* Quoted passage *
★ ★ ★ ★

I have a bookmarklet that needs to open a new window/tab. In order to avoid the popup blocker, I need to call the window.open() method directly in the bookmarklet ie: at the browser-level.

However, I want to keep the bookmarklet updatable by loading external Javascript files. To do this, the bookmarklet needs to append script nodes to the DOM. If i were to put window.open() code in one of these externally loaded scripts, the popup blocker would block it since its page-level.

What I want to know is if I can create a wrapper function around window.open() in my bookmarklet, then call it from the externally loaded script? What is the scope and what are the permissions on a wrap such as this?

+1  A: 

I came up with a solution which isn't perfect but meets the requirements:

Here is the bookmarklet code:

javascript:window.open(window.location);window.location="http://www.google.com/";var%20s=document.createElement('script');s.setAttribute('src','http://my-script.js');document.body.appendChild(s);void(0);

The readable step-by-step equivalent being:

window.open(window.location);                // Clone the current tab
window.location = "http://www.google.com/";  // Navigate to the desired page url
var s = document.createElement('script');    // Create the script
s.setAttribute('src','http://my-script.js'); //
document.body.appendChild(s);                // Embed it into current document

Only one issue remains: the page you want to show isn't active by default. The cloned one is.

★ ★ ★ ★

* Material provided *
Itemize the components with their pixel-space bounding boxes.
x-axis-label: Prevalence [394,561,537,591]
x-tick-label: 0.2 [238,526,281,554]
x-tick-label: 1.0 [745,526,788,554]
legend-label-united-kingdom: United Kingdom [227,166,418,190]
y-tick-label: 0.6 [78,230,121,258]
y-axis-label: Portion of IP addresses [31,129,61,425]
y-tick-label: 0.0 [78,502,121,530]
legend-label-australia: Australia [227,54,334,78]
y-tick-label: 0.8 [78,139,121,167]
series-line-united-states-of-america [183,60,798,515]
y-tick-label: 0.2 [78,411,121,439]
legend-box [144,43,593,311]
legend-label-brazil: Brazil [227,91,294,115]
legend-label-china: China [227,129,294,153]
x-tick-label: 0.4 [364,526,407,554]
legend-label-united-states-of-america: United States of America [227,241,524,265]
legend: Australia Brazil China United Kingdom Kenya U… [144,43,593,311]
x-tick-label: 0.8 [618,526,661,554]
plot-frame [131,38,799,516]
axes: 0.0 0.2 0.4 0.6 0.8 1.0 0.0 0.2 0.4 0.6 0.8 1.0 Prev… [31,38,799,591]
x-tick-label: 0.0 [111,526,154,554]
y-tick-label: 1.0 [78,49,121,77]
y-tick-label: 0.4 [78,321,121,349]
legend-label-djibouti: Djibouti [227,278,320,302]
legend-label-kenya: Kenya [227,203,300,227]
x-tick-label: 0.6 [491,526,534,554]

★ ★ ★ ★

* Things to do *
a - Answer these questions about the bookmarklet discussion above:
(i) Why does window.open() need to be called directly in the bookmarklet?
(ii) How does the bookmarklet load external JavaScript files?
(iii) In the proposed solution, which tab is active by default?
b - From the bookmarklet discussion above, reproduce the part that opens with the words "However, I want" and closes with "since its page-level.".

* Answers to the exercises *
a -
(i) To avoid the popup blocker.
(ii) By appending script nodes to the DOM.
(iii) The cloned tab.

b -
However, I want to keep the bookmarklet updatable by loading external Javascript files. To do this, the bookmarklet needs to append script nodes to the DOM. If i were to put window.open() code in one of these externally loaded scripts, the popup blocker would block it since its page-level.